>> start Data in this exercise

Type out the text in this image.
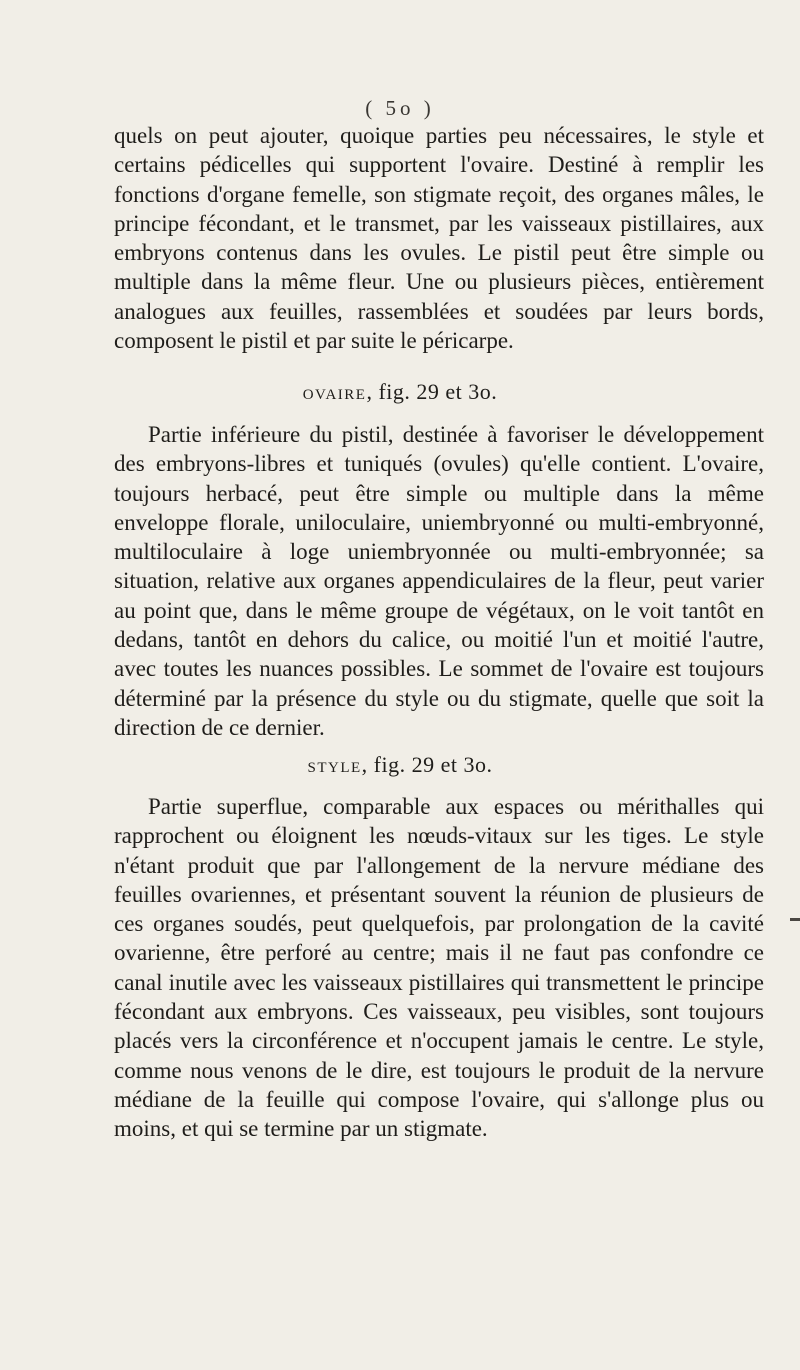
( 5o )

quels on peut ajouter, quoique parties peu nécessaires, le style et certains pédicelles qui supportent l'ovaire. Destiné à remplir les fonctions d'organe femelle, son stigmate reçoit, des organes mâles, le principe fécondant, et le transmet, par les vaisseaux pistillaires, aux embryons contenus dans les ovules. Le pistil peut être simple ou multiple dans la même fleur. Une ou plusieurs pièces, entièrement analogues aux feuilles, rassemblées et soudées par leurs bords, composent le pistil et par suite le péricarpe.

OVAIRE, fig. 29 et 3o.

Partie inférieure du pistil, destinée à favoriser le développement des embryons-libres et tuniqués (ovules) qu'elle contient. L'ovaire, toujours herbacé, peut être simple ou multiple dans la même enveloppe florale, uniloculaire, uniembryonné ou multi-embryonné, multiloculaire à loge uniembryonnée ou multi-embryonnée; sa situation, relative aux organes appendiculaires de la fleur, peut varier au point que, dans le même groupe de végétaux, on le voit tantôt en dedans, tantôt en dehors du calice, ou moitié l'un et moitié l'autre, avec toutes les nuances possibles. Le sommet de l'ovaire est toujours déterminé par la présence du style ou du stigmate, quelle que soit la direction de ce dernier.

STYLE, fig. 29 et 3o.

Partie superflue, comparable aux espaces ou mérithalles qui rapprochent ou éloignent les nœuds-vitaux sur les tiges. Le style n'étant produit que par l'allongement de la nervure médiane des feuilles ovariennes, et présentant souvent la réunion de plusieurs de ces organes soudés, peut quelquefois, par prolongation de la cavité ovarienne, être perforé au centre; mais il ne faut pas confondre ce canal inutile avec les vaisseaux pistillaires qui transmettent le principe fécondant aux embryons. Ces vaisseaux, peu visibles, sont toujours placés vers la circonférence et n'occupent jamais le centre. Le style, comme nous venons de le dire, est toujours le produit de la nervure médiane de la feuille qui compose l'ovaire, qui s'allonge plus ou moins, et qui se termine par un stigmate.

>> end Data in this exercise

What the task asks: Write out every entry again word for word, without any of the pictures.

Answer to this problem:
Type out the text in this image.
( 5o )

quels on peut ajouter, quoique parties peu nécessaires, le style et certains pédicelles qui supportent l'ovaire. Destiné à remplir les fonctions d'organe femelle, son stigmate reçoit, des organes mâles, le principe fécondant, et le transmet, par les vaisseaux pistillaires, aux embryons contenus dans les ovules. Le pistil peut être simple ou multiple dans la même fleur. Une ou plusieurs pièces, entièrement analogues aux feuilles, rassemblées et soudées par leurs bords, composent le pistil et par suite le péricarpe.

OVAIRE, fig. 29 et 3o.

Partie inférieure du pistil, destinée à favoriser le développement des embryons-libres et tuniqués (ovules) qu'elle contient. L'ovaire, toujours herbacé, peut être simple ou multiple dans la même enveloppe florale, uniloculaire, uniembryonné ou multi-embryonné, multiloculaire à loge uniembryonnée ou multi-embryonnée; sa situation, relative aux organes appendiculaires de la fleur, peut varier au point que, dans le même groupe de végétaux, on le voit tantôt en dedans, tantôt en dehors du calice, ou moitié l'un et moitié l'autre, avec toutes les nuances possibles. Le sommet de l'ovaire est toujours déterminé par la présence du style ou du stigmate, quelle que soit la direction de ce dernier.

STYLE, fig. 29 et 3o.

Partie superflue, comparable aux espaces ou mérithalles qui rapprochent ou éloignent les nœuds-vitaux sur les tiges. Le style n'étant produit que par l'allongement de la nervure médiane des feuilles ovariennes, et présentant souvent la réunion de plusieurs de ces organes soudés, peut quelquefois, par prolongation de la cavité ovarienne, être perforé au centre; mais il ne faut pas confondre ce canal inutile avec les vaisseaux pistillaires qui transmettent le principe fécondant aux embryons. Ces vaisseaux, peu visibles, sont toujours placés vers la circonférence et n'occupent jamais le centre. Le style, comme nous venons de le dire, est toujours le produit de la nervure médiane de la feuille qui compose l'ovaire, qui s'allonge plus ou moins, et qui se termine par un stigmate.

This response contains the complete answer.